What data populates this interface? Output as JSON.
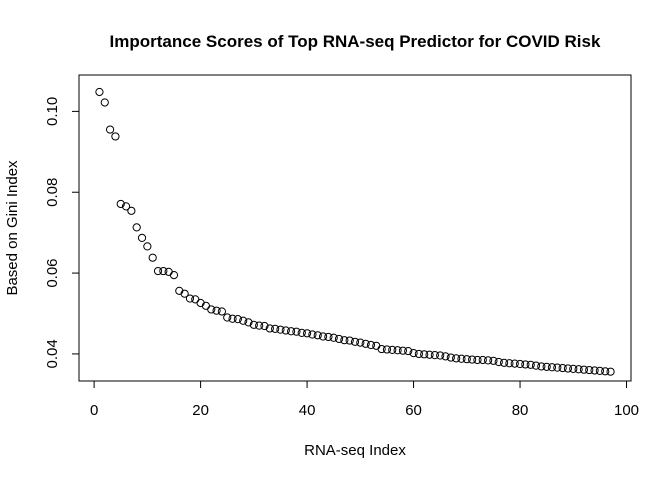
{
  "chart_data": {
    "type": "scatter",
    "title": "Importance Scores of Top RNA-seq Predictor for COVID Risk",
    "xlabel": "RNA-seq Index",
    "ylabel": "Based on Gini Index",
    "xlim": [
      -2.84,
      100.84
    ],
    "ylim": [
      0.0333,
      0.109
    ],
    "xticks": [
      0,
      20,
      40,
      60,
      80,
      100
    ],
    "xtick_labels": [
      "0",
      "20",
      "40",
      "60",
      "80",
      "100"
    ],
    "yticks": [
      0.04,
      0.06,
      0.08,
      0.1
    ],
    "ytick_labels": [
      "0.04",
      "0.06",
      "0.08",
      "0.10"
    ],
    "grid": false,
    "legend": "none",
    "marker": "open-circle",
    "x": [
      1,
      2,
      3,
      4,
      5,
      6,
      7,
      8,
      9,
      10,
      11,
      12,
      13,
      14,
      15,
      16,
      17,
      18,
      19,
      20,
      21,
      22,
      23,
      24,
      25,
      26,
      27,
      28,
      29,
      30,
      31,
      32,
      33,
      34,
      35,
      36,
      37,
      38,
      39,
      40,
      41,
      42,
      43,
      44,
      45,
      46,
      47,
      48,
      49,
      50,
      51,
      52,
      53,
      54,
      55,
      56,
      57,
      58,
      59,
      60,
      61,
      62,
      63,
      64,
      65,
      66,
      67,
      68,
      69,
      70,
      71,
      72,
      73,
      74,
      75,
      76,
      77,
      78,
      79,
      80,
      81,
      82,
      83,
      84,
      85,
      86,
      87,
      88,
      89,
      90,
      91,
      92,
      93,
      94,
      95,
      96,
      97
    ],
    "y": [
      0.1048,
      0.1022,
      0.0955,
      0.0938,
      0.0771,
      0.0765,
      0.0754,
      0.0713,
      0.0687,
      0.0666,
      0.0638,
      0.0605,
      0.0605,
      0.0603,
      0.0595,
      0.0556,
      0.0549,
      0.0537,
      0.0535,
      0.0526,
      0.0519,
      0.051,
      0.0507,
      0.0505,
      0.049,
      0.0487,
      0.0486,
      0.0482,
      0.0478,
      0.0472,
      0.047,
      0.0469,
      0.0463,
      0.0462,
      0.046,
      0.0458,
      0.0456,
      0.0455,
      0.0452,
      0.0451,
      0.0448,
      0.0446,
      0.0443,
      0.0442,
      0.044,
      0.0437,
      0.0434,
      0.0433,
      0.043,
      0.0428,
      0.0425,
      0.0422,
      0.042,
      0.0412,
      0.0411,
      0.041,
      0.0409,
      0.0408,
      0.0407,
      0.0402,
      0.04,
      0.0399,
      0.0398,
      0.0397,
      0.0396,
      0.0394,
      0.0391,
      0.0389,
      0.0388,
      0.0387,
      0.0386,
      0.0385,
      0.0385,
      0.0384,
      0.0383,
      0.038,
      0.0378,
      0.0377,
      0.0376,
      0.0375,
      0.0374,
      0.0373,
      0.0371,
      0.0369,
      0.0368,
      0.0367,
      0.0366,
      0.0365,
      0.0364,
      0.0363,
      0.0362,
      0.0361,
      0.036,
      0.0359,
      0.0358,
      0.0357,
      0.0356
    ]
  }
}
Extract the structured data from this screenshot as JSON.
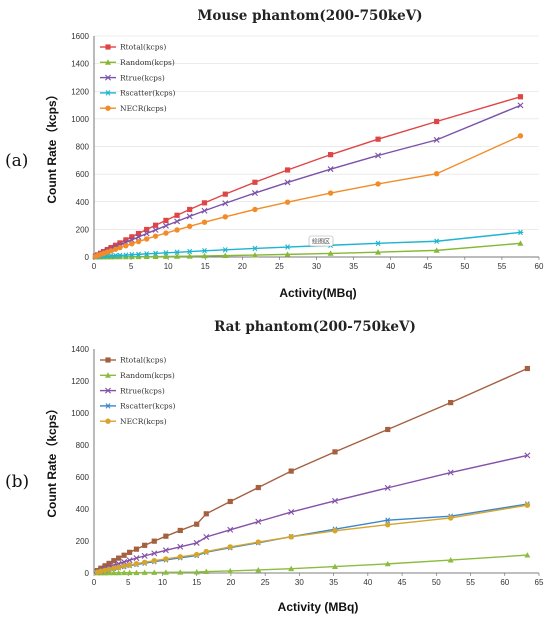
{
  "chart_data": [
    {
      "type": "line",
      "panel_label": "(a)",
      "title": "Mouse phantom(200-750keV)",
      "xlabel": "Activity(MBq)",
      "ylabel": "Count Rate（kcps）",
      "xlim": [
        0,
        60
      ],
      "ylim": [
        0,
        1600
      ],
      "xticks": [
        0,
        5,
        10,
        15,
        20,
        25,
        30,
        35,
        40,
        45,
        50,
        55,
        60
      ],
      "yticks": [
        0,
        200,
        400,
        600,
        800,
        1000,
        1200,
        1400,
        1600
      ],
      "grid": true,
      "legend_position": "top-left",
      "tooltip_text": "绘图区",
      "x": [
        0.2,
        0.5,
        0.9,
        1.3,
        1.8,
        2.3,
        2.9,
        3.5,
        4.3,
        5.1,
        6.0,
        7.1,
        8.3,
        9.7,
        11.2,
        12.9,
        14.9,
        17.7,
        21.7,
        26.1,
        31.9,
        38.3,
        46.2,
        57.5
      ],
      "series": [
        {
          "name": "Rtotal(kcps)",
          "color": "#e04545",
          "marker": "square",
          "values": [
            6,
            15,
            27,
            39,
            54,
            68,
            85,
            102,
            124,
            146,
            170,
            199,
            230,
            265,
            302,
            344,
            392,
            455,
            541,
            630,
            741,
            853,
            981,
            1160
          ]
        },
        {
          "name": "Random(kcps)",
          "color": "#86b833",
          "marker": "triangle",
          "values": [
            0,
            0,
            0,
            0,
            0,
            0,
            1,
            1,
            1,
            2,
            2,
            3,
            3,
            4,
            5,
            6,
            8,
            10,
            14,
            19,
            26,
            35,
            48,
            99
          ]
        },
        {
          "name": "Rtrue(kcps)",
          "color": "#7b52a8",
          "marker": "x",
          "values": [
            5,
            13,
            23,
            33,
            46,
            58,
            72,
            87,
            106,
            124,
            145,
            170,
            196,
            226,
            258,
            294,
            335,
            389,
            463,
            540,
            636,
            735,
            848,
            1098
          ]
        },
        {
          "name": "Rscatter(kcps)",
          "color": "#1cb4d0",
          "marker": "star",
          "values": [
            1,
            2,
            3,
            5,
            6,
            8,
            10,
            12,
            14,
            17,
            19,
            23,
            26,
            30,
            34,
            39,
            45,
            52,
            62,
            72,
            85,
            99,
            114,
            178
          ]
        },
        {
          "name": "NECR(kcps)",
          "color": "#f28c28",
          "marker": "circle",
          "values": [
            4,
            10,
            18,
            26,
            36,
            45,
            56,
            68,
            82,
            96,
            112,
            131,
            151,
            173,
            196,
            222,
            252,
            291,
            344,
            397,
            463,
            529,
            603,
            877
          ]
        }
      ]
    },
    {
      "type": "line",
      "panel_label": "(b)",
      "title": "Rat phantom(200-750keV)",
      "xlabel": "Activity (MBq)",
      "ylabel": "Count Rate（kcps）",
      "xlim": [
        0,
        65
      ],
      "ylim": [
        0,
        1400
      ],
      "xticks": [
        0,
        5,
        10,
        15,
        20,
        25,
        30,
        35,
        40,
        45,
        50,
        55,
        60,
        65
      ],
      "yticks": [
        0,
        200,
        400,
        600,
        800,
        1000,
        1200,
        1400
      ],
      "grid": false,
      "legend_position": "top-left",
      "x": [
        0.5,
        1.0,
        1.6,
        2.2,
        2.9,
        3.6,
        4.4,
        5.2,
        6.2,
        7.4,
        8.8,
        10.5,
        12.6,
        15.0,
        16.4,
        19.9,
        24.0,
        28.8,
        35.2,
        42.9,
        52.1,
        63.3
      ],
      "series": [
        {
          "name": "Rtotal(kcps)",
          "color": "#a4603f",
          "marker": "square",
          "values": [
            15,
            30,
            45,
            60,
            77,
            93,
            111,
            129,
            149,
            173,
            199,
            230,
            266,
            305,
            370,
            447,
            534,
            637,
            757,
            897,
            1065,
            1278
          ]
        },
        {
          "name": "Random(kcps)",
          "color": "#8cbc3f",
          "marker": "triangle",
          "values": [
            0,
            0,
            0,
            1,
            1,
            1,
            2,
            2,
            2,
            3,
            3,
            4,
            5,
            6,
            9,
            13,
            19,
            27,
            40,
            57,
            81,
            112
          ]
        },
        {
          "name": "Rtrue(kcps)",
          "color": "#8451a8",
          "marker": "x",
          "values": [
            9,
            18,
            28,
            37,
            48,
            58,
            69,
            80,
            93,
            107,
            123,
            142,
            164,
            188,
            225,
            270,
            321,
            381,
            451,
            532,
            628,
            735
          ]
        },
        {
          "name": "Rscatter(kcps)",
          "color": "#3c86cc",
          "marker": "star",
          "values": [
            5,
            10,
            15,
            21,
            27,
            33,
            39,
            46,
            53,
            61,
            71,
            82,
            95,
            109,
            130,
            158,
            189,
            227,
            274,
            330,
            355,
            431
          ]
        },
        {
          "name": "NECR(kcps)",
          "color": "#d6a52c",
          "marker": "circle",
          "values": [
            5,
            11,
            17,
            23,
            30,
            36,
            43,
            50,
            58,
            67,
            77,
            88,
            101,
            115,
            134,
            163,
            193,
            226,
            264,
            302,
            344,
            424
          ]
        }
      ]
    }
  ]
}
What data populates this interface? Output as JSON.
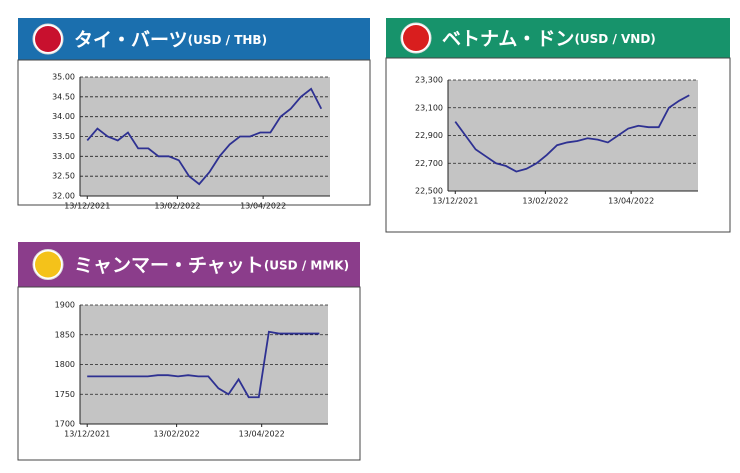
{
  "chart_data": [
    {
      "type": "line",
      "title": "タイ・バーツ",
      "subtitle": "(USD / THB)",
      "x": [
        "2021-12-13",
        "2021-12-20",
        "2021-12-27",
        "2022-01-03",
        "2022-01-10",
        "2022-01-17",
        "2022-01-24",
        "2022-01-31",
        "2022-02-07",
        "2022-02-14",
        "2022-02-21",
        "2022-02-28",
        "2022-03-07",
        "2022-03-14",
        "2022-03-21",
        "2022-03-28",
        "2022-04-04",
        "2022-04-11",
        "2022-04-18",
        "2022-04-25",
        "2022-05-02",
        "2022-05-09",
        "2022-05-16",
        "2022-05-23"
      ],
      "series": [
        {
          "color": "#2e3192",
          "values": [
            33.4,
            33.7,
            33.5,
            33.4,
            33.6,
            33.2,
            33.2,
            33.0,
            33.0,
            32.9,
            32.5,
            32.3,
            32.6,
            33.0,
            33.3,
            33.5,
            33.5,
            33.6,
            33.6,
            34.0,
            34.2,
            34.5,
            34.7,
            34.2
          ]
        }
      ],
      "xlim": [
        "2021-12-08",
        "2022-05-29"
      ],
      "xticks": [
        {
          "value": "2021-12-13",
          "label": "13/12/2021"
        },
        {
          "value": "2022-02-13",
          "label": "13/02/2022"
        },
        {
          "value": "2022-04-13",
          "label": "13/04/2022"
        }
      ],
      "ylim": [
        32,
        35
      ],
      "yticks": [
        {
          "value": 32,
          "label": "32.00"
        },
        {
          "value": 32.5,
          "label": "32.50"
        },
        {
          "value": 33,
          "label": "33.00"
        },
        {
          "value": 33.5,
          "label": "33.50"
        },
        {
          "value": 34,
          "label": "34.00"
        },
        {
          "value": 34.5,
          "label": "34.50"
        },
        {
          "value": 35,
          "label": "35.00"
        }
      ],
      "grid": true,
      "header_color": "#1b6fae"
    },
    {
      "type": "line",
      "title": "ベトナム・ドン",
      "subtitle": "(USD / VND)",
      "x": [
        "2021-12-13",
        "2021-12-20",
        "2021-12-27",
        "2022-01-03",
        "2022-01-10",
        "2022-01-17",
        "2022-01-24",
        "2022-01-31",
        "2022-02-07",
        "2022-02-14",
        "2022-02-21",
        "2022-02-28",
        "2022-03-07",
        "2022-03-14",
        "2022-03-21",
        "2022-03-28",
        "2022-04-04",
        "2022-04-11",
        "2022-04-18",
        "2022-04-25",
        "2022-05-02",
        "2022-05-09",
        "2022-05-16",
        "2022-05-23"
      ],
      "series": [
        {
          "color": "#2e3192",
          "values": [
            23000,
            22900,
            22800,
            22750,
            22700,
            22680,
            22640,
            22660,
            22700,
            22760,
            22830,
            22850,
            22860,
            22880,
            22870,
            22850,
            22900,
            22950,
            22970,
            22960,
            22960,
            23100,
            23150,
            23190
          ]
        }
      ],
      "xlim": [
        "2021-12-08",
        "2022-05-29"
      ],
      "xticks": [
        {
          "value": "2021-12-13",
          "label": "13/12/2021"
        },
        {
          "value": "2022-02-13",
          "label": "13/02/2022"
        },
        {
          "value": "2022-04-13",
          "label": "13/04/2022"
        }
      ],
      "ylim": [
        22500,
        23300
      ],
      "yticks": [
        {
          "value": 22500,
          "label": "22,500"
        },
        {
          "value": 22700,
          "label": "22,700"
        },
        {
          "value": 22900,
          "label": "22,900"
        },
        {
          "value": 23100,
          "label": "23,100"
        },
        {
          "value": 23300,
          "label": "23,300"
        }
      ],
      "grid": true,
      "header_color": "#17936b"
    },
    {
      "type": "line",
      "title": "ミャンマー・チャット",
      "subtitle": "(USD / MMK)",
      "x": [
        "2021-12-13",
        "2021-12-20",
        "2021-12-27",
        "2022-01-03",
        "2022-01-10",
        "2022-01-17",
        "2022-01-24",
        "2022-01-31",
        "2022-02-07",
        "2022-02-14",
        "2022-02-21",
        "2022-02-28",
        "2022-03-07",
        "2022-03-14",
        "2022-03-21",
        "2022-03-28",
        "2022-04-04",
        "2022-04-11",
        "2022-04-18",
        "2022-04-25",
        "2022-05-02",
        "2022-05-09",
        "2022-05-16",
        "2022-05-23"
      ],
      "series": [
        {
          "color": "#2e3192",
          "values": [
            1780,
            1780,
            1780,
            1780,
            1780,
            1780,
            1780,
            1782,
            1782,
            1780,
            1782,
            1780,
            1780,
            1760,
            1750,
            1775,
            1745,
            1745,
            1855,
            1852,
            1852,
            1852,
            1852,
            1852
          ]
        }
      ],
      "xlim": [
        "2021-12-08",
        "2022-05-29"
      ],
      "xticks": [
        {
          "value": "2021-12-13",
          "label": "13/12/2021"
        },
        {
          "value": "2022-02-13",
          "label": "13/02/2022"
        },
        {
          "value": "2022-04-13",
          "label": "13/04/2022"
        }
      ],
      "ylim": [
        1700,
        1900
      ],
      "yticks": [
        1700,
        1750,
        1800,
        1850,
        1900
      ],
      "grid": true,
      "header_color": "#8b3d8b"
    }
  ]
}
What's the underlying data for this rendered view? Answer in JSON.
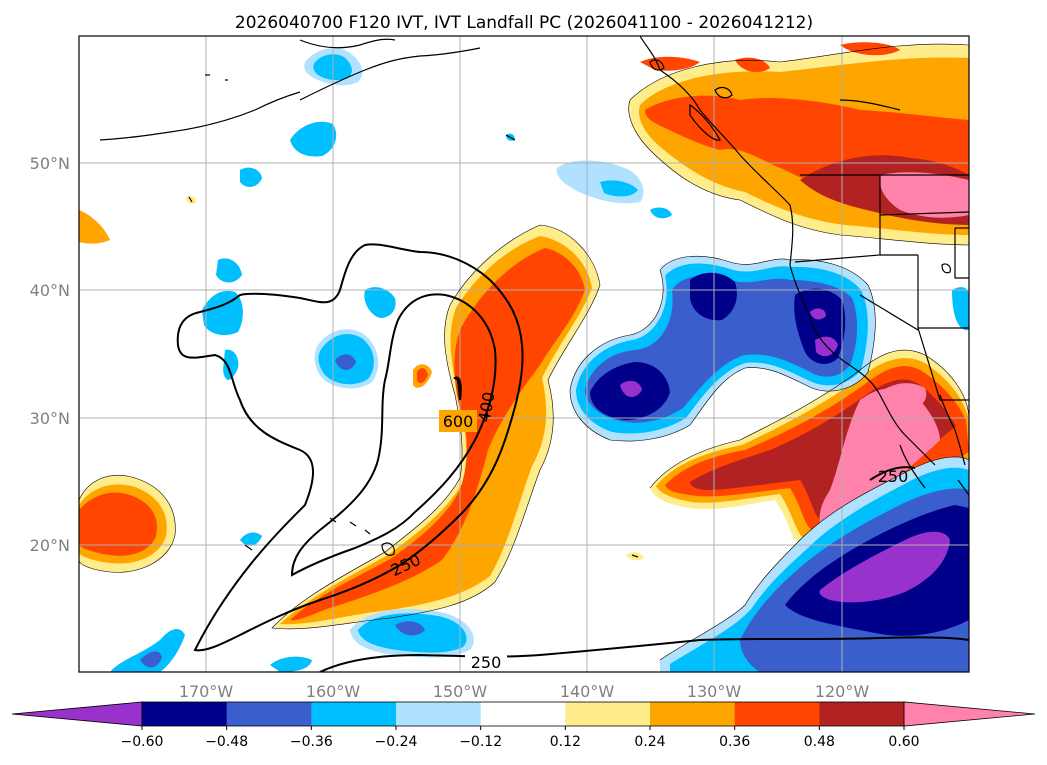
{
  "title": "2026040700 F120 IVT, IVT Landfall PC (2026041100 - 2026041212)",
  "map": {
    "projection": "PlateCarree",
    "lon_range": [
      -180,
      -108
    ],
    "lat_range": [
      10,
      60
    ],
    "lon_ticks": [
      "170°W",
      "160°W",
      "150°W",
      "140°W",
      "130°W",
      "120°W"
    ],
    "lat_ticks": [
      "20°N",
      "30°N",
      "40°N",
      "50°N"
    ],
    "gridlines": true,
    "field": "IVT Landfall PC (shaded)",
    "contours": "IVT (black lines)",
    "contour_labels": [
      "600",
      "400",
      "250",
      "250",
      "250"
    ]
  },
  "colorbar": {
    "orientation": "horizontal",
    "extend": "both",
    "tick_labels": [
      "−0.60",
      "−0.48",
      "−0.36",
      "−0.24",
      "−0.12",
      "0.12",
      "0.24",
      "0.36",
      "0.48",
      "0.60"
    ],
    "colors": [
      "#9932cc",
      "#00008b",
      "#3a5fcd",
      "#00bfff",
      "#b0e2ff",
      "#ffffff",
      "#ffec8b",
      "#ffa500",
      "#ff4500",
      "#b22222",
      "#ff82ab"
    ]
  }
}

_ _ _

→ **Written instruction**
Count every line in the preceding entries where the string "Activity" appears, then state only the total.

→ **Answer for the task**
2